[Excerpt to read]:

The father of our great nation, George Washington, purchased and owned slaves. Does that make him a tyrant or a racist? Of course not. It makes him normal concerning that time period.

Columbus simply acted following what was considered common practice back then. Slavery was not abolished in Portugal until 1761, over 200 years after Columbus’ death.

He adopted the son of a deceased native chief. In all of his writings, he did not delineate the natives as inferior based on the color of their skin.

Columbus did not commit genocide against the natives.

Natives died as a result of diseases and viruses, not because Columbus and his men slaughtered them for fun. These diseases were unintentionally brought over from the Old World.

Indigenous people were not victims.

Celebrating Columbus Day doesn’t detract from indigenous peoples’ or Native Americans’ accomplishments and contributions to America.

But not celebrating Columbus Day does detract from the brave voyage and achievements made by Columbus and his men.

Columbus didn’t “discover” America, in fact, he never set foot on what is now American soil, but Benjamin Franklin didn’t “invent” electricity, either.

Columbus did, however, introduce the Americas to Western Europe and initiated the influx of Western Europeans who eventually established Canada, Mexico, and the U.S.

Columbus was not perfect. He was human and all humans make mistakes. Though not perfect, he still should be rightfully honored.

Heroic and iconic figures such as Martin Luther King Jr. and former U.S. presidents John F. Kennedy and Franklin D. Roosevelt were apparent dishonest womanizers; nonetheless, they each made substantial contributions to both the development of the country and the world and are revered for their respective contributions.

We all have shortcomings and flaws. However, we cannot allow the left to belittle the successes and achievements of honorable people based upon their imperfections –– especially if these imperfections are merely alleged.

Before you condemn Columbus, rip away praise and tarnish the day that was designed to honor and respect him, think about how different your life could be had he not taken that journey. As you sit in the single greatest and most prosperous country in the world, I urge you to celebrate the courageous man who unequivocally made it all possible.

Please take into consideration the conclusion of that elementary school poem:

The first American? No, not quite.

But Columbus was brave, and he was bright.

[Stored items]
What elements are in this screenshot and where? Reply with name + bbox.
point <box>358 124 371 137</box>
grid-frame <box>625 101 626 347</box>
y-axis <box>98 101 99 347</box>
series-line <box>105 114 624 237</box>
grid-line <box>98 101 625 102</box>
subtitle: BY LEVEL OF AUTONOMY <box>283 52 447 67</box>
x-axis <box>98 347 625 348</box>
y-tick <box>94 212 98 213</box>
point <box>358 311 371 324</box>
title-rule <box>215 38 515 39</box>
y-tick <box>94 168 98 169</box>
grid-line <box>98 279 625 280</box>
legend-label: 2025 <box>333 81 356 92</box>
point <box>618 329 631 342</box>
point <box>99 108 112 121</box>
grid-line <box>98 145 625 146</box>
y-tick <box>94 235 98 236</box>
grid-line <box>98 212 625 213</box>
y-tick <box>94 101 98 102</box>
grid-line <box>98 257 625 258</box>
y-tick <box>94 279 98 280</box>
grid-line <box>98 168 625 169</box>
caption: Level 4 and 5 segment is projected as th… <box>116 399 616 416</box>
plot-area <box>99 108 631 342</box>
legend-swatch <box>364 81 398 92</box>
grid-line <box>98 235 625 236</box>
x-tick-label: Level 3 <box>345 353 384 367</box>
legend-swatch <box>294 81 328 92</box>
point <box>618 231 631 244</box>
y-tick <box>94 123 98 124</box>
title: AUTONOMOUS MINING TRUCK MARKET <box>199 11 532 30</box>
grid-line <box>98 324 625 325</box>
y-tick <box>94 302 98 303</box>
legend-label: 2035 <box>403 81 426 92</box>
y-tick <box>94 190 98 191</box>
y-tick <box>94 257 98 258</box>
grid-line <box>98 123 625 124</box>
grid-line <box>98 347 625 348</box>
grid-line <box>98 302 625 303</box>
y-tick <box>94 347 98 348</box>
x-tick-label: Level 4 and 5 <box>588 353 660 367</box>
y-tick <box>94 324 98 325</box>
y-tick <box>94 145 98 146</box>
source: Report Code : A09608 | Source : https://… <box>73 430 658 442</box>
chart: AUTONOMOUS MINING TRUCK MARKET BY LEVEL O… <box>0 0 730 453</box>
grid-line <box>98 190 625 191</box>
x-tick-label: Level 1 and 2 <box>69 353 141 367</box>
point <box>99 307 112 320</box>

[Required action]: For each statement, say yes or no to whether it agrees with the Columbus Day piece, and quote the words of the piece that decide it. 1. Slavery was abolished in Portugal before Columbus died. 2. Columbus adopted the son of a deceased native chief. 3. Columbus set foot on what is now American soil.

[Expected output]:
1. No: "Slavery was not abolished in Portugal until 1761, over 200 years after Columbus’ death."
2. Yes: "He adopted the son of a deceased native chief."
3. No: "he never set foot on what is now American soil"